_TASK BRIEF_: Lines before the one containing "Transcribe this image's" are excluded; retype that line and all remaining lines of the material exactly.

_AVAILABLE RECORDS_:
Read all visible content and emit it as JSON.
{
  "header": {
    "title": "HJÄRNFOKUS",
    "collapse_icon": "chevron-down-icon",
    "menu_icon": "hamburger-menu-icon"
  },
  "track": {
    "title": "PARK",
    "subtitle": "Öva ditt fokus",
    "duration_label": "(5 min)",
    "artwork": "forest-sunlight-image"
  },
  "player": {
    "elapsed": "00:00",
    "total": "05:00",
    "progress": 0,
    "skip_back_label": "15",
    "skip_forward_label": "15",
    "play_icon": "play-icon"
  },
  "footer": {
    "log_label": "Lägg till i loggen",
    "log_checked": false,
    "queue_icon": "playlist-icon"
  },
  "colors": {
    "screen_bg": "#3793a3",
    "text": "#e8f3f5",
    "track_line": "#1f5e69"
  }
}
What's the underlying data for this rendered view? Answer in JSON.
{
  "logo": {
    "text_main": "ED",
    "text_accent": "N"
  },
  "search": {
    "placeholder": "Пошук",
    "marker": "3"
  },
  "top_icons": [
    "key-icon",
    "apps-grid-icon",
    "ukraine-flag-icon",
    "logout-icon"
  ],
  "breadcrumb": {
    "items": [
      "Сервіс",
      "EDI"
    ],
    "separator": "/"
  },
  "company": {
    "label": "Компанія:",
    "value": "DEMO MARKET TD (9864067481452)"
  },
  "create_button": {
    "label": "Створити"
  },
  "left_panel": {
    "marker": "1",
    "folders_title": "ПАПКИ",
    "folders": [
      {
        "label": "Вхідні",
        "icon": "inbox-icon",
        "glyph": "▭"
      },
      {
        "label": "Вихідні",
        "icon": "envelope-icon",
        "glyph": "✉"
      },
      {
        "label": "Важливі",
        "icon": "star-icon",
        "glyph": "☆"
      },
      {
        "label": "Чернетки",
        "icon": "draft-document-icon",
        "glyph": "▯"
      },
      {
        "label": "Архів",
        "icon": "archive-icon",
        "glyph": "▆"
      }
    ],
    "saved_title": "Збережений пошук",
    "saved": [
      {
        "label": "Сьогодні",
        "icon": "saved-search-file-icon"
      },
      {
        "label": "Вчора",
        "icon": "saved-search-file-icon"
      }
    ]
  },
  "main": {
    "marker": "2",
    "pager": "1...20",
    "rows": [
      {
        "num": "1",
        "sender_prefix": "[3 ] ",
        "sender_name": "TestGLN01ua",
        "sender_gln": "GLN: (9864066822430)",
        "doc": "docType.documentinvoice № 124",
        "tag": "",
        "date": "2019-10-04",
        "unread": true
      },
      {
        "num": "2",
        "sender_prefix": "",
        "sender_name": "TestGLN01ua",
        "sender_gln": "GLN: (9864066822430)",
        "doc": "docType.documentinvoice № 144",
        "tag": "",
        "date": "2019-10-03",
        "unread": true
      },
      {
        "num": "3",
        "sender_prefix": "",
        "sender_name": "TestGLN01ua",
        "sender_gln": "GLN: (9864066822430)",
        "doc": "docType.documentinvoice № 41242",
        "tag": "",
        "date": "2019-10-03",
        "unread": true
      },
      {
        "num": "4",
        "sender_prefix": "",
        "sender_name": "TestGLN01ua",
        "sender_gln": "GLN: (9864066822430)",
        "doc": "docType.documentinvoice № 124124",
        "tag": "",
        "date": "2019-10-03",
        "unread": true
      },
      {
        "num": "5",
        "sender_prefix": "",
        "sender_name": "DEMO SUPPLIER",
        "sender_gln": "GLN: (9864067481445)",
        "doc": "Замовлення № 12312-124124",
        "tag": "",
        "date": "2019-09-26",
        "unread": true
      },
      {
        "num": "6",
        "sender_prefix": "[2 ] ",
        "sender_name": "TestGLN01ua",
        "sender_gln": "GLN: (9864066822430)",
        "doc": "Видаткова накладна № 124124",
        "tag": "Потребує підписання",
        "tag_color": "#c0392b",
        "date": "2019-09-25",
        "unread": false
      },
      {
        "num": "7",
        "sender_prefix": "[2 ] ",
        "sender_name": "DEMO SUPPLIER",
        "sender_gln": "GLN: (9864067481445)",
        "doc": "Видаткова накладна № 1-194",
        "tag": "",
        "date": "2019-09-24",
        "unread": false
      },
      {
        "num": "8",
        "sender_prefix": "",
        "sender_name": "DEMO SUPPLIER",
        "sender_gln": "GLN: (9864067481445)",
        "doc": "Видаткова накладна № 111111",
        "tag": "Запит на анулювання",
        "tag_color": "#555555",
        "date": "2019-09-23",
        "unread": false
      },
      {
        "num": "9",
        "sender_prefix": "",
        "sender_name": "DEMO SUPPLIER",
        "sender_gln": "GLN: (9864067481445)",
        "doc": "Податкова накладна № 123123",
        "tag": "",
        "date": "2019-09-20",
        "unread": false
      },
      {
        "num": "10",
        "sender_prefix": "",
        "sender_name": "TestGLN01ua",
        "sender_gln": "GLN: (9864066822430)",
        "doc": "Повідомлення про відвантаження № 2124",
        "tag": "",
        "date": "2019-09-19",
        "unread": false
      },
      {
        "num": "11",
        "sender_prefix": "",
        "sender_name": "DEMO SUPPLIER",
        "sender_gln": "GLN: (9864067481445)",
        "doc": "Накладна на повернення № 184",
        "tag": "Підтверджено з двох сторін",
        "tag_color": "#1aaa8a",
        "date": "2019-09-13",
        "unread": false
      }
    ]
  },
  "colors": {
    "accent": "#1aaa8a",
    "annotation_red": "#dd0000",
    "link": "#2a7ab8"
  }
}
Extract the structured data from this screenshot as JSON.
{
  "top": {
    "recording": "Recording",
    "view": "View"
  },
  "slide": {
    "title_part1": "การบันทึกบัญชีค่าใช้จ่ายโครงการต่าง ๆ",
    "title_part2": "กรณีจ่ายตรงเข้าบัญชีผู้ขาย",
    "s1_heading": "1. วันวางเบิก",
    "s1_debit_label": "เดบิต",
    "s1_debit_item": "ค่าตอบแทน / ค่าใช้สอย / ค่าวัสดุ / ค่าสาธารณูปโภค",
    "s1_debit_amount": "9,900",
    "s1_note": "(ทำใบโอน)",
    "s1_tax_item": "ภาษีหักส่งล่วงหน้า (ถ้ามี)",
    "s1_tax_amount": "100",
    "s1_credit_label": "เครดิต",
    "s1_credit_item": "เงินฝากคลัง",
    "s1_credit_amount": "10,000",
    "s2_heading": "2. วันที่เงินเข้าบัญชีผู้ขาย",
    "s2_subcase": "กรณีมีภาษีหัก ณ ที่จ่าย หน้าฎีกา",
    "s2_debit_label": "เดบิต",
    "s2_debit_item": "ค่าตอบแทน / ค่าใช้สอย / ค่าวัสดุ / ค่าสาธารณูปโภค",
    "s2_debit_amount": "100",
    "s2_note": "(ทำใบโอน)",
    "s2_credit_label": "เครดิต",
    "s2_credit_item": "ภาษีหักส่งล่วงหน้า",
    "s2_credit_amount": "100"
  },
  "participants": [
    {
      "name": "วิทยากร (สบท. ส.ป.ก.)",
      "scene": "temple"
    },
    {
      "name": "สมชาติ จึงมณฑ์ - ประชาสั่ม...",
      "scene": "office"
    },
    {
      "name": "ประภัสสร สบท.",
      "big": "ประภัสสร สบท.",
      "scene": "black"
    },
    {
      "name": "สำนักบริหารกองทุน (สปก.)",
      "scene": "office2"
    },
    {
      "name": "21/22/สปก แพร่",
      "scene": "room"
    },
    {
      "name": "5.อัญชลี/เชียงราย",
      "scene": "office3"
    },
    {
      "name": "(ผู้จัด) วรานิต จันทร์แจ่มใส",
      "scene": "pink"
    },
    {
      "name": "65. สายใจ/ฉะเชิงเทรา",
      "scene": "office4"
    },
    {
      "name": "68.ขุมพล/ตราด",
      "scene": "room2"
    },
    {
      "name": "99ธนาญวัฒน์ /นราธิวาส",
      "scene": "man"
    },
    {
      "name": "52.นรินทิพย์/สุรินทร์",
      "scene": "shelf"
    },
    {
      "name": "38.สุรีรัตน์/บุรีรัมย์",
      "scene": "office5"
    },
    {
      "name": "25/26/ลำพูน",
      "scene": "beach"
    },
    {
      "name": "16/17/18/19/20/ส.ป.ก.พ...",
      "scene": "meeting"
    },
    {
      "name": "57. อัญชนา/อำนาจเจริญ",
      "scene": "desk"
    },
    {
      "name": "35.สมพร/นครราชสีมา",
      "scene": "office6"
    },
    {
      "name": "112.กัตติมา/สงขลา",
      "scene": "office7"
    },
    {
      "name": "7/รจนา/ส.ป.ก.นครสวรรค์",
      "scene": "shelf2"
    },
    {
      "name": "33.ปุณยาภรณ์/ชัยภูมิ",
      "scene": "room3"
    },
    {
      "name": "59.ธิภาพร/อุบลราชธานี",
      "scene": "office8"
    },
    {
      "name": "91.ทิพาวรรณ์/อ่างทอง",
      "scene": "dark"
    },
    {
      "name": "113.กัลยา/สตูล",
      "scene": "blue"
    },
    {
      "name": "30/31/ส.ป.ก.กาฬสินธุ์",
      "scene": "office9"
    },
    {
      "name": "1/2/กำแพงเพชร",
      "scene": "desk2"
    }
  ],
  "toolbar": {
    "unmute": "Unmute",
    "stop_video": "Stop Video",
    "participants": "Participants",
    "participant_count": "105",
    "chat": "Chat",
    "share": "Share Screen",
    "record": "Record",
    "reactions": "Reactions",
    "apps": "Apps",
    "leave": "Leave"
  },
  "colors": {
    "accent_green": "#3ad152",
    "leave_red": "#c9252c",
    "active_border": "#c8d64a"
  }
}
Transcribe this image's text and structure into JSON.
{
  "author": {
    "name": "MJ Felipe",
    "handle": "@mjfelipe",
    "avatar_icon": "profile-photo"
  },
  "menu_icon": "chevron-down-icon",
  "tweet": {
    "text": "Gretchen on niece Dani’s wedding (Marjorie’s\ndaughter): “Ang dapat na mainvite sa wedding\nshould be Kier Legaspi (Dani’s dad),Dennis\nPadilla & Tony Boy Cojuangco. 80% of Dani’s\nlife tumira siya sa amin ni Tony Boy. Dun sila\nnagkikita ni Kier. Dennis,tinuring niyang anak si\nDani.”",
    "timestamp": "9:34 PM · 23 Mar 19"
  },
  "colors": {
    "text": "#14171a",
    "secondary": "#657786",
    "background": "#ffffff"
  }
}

_SOLUTION_:
Transcribe this image's text and structure into JSON.
{
  "author": {
    "name": "MJ Felipe",
    "handle": "@mjfelipe",
    "avatar_icon": "profile-photo"
  },
  "menu_icon": "chevron-down-icon",
  "tweet": {
    "text": "Gretchen on niece Dani’s wedding (Marjorie’s\ndaughter): “Ang dapat na mainvite sa wedding\nshould be Kier Legaspi (Dani’s dad),Dennis\nPadilla & Tony Boy Cojuangco. 80% of Dani’s\nlife tumira siya sa amin ni Tony Boy. Dun sila\nnagkikita ni Kier. Dennis,tinuring niyang anak si\nDani.”",
    "timestamp": "9:34 PM · 23 Mar 19"
  },
  "colors": {
    "text": "#14171a",
    "secondary": "#657786",
    "background": "#ffffff"
  }
}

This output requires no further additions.